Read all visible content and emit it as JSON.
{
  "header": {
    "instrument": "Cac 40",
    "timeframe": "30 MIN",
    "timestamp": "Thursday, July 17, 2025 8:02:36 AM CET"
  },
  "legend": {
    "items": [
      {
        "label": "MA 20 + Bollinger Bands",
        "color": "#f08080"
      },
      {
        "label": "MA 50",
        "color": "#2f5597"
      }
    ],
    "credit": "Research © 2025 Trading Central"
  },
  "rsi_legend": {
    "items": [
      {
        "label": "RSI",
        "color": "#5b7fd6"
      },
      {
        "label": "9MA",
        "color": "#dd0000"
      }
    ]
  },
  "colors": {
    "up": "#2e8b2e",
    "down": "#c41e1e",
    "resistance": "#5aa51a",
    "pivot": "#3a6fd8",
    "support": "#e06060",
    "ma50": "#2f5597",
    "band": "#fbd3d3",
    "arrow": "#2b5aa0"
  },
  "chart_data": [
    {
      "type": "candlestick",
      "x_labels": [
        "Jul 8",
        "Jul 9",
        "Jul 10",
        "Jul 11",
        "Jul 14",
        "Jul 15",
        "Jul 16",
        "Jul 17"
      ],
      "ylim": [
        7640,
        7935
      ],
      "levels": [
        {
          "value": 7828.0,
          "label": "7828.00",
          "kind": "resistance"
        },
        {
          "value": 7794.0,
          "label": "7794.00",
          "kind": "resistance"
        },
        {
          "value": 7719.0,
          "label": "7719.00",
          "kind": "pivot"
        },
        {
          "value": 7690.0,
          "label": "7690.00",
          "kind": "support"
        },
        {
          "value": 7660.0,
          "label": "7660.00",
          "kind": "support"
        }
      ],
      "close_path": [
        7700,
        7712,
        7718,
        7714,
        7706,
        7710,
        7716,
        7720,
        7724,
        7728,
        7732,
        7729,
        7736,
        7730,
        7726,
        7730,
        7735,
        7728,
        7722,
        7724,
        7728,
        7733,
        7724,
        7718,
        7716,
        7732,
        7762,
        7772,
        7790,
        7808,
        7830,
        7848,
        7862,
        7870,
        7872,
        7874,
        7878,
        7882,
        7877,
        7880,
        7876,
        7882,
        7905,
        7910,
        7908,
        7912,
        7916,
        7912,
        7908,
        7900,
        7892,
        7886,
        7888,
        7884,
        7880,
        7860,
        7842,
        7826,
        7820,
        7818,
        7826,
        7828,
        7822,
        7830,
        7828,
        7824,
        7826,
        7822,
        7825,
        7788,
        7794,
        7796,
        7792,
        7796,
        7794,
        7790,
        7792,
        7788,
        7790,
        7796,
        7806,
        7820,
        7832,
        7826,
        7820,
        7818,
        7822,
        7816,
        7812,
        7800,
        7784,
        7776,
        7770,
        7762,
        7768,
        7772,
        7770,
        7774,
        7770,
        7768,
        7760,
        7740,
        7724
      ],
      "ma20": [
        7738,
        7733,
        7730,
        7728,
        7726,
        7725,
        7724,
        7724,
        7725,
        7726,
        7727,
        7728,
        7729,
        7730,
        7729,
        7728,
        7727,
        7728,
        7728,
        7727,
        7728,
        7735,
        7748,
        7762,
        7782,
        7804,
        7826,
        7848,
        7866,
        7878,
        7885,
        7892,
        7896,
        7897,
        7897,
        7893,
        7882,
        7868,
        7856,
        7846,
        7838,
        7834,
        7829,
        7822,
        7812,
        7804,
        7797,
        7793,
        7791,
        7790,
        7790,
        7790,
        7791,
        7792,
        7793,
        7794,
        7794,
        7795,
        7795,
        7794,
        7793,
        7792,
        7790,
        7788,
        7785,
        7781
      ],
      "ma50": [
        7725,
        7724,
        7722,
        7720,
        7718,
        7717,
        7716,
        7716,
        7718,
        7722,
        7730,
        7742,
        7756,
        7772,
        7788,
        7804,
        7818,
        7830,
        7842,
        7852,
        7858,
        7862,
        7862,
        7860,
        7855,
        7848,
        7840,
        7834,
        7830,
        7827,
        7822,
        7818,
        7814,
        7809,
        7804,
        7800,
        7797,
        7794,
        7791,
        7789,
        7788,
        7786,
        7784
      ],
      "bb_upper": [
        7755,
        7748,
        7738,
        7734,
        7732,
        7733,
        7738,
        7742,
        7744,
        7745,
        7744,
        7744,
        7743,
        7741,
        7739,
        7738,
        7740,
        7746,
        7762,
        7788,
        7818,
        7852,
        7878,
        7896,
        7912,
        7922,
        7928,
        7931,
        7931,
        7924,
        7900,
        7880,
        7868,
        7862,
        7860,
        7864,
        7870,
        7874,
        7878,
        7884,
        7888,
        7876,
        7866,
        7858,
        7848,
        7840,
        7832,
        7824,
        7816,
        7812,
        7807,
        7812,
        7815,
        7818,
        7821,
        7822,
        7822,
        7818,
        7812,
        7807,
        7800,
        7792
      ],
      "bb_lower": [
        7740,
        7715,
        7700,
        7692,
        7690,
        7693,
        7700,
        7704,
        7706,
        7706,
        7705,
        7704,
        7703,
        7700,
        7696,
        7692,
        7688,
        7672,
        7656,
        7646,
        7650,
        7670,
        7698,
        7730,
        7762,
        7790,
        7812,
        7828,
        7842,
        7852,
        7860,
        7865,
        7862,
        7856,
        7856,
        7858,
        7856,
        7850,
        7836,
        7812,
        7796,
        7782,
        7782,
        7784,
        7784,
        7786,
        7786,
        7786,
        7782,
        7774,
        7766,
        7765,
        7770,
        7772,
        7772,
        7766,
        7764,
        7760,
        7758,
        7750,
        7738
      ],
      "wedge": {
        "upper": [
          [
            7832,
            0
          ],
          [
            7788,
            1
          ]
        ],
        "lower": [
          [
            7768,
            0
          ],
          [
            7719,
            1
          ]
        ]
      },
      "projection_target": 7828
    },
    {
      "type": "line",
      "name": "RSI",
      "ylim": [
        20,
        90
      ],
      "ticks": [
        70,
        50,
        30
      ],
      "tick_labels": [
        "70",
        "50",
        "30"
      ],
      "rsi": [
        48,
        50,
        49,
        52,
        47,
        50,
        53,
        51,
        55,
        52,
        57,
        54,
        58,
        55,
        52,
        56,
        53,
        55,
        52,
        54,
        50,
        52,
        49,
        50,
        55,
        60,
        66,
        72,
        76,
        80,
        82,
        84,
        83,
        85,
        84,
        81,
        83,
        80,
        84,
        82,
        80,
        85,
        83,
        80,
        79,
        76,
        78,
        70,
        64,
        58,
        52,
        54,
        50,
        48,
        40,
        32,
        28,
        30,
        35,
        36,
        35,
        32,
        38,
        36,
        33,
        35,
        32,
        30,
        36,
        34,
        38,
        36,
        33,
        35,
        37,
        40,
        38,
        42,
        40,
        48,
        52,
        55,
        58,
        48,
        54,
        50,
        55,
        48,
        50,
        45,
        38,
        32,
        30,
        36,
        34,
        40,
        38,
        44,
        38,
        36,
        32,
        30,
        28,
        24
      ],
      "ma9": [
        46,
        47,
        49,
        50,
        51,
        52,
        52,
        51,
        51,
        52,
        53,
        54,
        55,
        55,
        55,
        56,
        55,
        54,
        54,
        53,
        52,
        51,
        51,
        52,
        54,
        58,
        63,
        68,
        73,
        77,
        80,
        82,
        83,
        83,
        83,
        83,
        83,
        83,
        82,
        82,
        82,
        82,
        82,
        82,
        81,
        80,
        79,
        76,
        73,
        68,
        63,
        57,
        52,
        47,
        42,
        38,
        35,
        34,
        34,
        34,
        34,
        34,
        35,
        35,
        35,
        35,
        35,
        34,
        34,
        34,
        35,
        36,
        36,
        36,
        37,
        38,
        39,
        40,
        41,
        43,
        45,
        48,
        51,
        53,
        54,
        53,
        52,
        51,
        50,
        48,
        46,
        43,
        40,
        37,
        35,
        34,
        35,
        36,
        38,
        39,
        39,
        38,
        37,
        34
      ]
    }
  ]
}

- - - - -

▶ **Work required**:
Report all lines of the data above that include the string "value".

▶ **Written solution**:
          "value": 7828.0,
          "value": 7794.0,
          "value": 7719.0,
          "value": 7690.0,
          "value": 7660.0,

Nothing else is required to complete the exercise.